(What needs to be done) Reproduce every record below exactly as written, but leave out any pictures.

(Entries)
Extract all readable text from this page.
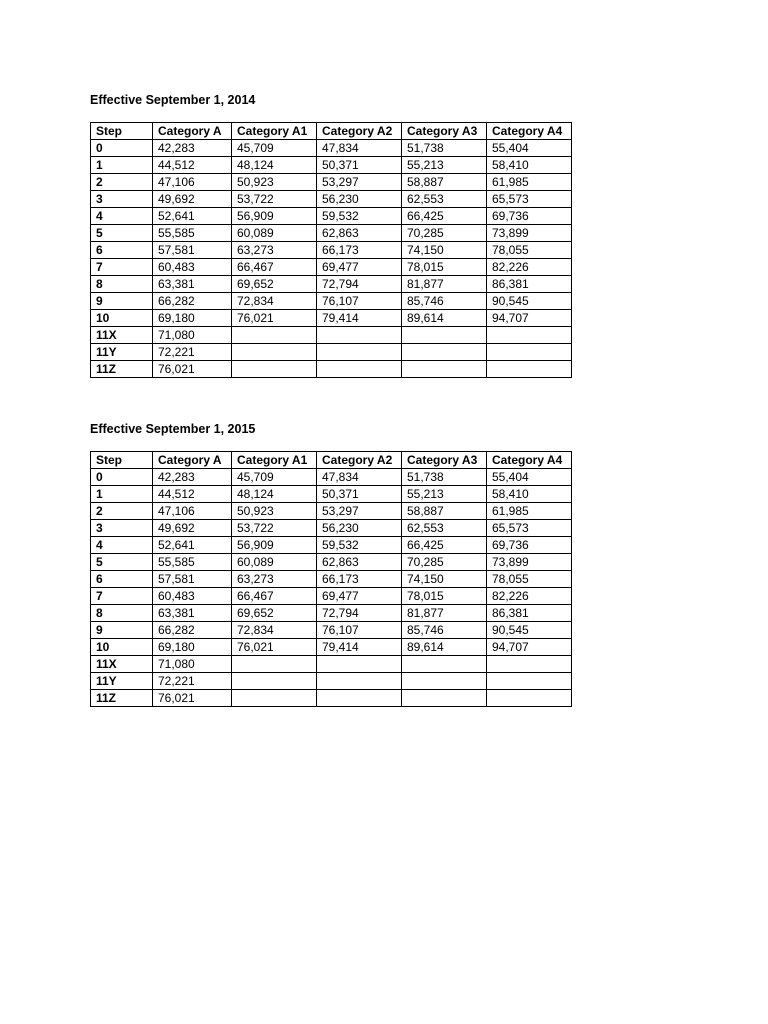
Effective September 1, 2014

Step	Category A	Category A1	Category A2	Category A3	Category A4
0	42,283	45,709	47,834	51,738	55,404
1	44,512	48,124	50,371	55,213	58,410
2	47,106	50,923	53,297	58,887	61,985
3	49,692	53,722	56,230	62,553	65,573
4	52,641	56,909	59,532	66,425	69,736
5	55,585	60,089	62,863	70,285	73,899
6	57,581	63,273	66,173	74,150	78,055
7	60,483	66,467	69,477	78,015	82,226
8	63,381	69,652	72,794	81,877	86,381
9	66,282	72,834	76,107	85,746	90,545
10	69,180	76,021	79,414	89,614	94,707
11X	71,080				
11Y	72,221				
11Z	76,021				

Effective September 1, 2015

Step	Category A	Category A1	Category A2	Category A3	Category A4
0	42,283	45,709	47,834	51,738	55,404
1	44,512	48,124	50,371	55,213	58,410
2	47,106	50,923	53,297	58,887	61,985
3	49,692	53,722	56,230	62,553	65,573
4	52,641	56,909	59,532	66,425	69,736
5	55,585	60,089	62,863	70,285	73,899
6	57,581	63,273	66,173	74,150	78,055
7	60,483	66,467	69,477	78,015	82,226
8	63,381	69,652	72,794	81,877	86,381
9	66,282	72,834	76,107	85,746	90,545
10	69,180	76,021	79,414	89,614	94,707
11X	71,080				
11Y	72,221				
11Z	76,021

(Task result)
Extract all readable text from this page.
Effective September 1, 2014

Step	Category A	Category A1	Category A2	Category A3	Category A4
0	42,283	45,709	47,834	51,738	55,404
1	44,512	48,124	50,371	55,213	58,410
2	47,106	50,923	53,297	58,887	61,985
3	49,692	53,722	56,230	62,553	65,573
4	52,641	56,909	59,532	66,425	69,736
5	55,585	60,089	62,863	70,285	73,899
6	57,581	63,273	66,173	74,150	78,055
7	60,483	66,467	69,477	78,015	82,226
8	63,381	69,652	72,794	81,877	86,381
9	66,282	72,834	76,107	85,746	90,545
10	69,180	76,021	79,414	89,614	94,707
11X	71,080				
11Y	72,221				
11Z	76,021				

Effective September 1, 2015

Step	Category A	Category A1	Category A2	Category A3	Category A4
0	42,283	45,709	47,834	51,738	55,404
1	44,512	48,124	50,371	55,213	58,410
2	47,106	50,923	53,297	58,887	61,985
3	49,692	53,722	56,230	62,553	65,573
4	52,641	56,909	59,532	66,425	69,736
5	55,585	60,089	62,863	70,285	73,899
6	57,581	63,273	66,173	74,150	78,055
7	60,483	66,467	69,477	78,015	82,226
8	63,381	69,652	72,794	81,877	86,381
9	66,282	72,834	76,107	85,746	90,545
10	69,180	76,021	79,414	89,614	94,707
11X	71,080				
11Y	72,221				
11Z	76,021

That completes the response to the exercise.